[Dataset records]
>> Start

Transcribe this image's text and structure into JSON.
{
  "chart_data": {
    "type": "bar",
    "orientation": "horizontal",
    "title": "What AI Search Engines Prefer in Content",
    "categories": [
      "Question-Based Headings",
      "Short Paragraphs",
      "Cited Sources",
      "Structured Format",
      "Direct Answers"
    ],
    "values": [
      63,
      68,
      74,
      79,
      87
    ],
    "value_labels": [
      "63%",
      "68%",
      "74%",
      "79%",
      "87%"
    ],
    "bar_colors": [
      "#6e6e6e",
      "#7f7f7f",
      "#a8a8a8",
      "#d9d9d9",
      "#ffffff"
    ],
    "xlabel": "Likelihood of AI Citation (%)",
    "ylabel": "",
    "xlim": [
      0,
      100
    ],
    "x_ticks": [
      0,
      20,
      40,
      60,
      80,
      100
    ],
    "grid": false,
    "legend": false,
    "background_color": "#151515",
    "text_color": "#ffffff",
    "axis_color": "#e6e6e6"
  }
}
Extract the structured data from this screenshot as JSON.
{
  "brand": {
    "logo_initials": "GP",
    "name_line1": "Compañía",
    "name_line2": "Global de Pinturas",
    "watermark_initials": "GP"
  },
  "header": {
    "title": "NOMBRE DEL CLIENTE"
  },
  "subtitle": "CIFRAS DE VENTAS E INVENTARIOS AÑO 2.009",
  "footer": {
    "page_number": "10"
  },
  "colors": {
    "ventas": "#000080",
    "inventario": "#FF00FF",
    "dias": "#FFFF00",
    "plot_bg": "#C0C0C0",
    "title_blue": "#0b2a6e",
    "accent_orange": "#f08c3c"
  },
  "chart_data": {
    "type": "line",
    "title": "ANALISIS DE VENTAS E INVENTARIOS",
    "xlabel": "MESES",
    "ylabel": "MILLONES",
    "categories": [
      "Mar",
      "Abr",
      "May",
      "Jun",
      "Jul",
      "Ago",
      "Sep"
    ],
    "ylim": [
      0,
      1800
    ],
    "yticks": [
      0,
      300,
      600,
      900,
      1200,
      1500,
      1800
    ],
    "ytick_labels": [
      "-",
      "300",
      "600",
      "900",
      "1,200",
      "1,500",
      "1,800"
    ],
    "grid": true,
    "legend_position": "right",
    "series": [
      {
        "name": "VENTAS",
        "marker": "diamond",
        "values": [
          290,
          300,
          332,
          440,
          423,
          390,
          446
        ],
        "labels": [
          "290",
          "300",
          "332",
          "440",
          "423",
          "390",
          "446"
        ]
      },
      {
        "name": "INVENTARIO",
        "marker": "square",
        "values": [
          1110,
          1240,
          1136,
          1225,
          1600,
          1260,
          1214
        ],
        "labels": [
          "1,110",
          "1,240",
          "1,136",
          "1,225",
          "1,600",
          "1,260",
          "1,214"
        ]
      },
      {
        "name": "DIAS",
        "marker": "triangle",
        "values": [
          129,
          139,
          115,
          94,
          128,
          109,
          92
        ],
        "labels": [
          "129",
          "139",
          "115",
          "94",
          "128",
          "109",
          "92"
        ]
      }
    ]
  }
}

>> End

The lines above should be duplicated exactly.

Answer in full:
Transcribe this image's text and structure into JSON.
{
  "chart_data": {
    "type": "bar",
    "orientation": "horizontal",
    "title": "What AI Search Engines Prefer in Content",
    "categories": [
      "Question-Based Headings",
      "Short Paragraphs",
      "Cited Sources",
      "Structured Format",
      "Direct Answers"
    ],
    "values": [
      63,
      68,
      74,
      79,
      87
    ],
    "value_labels": [
      "63%",
      "68%",
      "74%",
      "79%",
      "87%"
    ],
    "bar_colors": [
      "#6e6e6e",
      "#7f7f7f",
      "#a8a8a8",
      "#d9d9d9",
      "#ffffff"
    ],
    "xlabel": "Likelihood of AI Citation (%)",
    "ylabel": "",
    "xlim": [
      0,
      100
    ],
    "x_ticks": [
      0,
      20,
      40,
      60,
      80,
      100
    ],
    "grid": false,
    "legend": false,
    "background_color": "#151515",
    "text_color": "#ffffff",
    "axis_color": "#e6e6e6"
  }
}
Extract the structured data from this screenshot as JSON.
{
  "brand": {
    "logo_initials": "GP",
    "name_line1": "Compañía",
    "name_line2": "Global de Pinturas",
    "watermark_initials": "GP"
  },
  "header": {
    "title": "NOMBRE DEL CLIENTE"
  },
  "subtitle": "CIFRAS DE VENTAS E INVENTARIOS AÑO 2.009",
  "footer": {
    "page_number": "10"
  },
  "colors": {
    "ventas": "#000080",
    "inventario": "#FF00FF",
    "dias": "#FFFF00",
    "plot_bg": "#C0C0C0",
    "title_blue": "#0b2a6e",
    "accent_orange": "#f08c3c"
  },
  "chart_data": {
    "type": "line",
    "title": "ANALISIS DE VENTAS E INVENTARIOS",
    "xlabel": "MESES",
    "ylabel": "MILLONES",
    "categories": [
      "Mar",
      "Abr",
      "May",
      "Jun",
      "Jul",
      "Ago",
      "Sep"
    ],
    "ylim": [
      0,
      1800
    ],
    "yticks": [
      0,
      300,
      600,
      900,
      1200,
      1500,
      1800
    ],
    "ytick_labels": [
      "-",
      "300",
      "600",
      "900",
      "1,200",
      "1,500",
      "1,800"
    ],
    "grid": true,
    "legend_position": "right",
    "series": [
      {
        "name": "VENTAS",
        "marker": "diamond",
        "values": [
          290,
          300,
          332,
          440,
          423,
          390,
          446
        ],
        "labels": [
          "290",
          "300",
          "332",
          "440",
          "423",
          "390",
          "446"
        ]
      },
      {
        "name": "INVENTARIO",
        "marker": "square",
        "values": [
          1110,
          1240,
          1136,
          1225,
          1600,
          1260,
          1214
        ],
        "labels": [
          "1,110",
          "1,240",
          "1,136",
          "1,225",
          "1,600",
          "1,260",
          "1,214"
        ]
      },
      {
        "name": "DIAS",
        "marker": "triangle",
        "values": [
          129,
          139,
          115,
          94,
          128,
          109,
          92
        ],
        "labels": [
          "129",
          "139",
          "115",
          "94",
          "128",
          "109",
          "92"
        ]
      }
    ]
  }
}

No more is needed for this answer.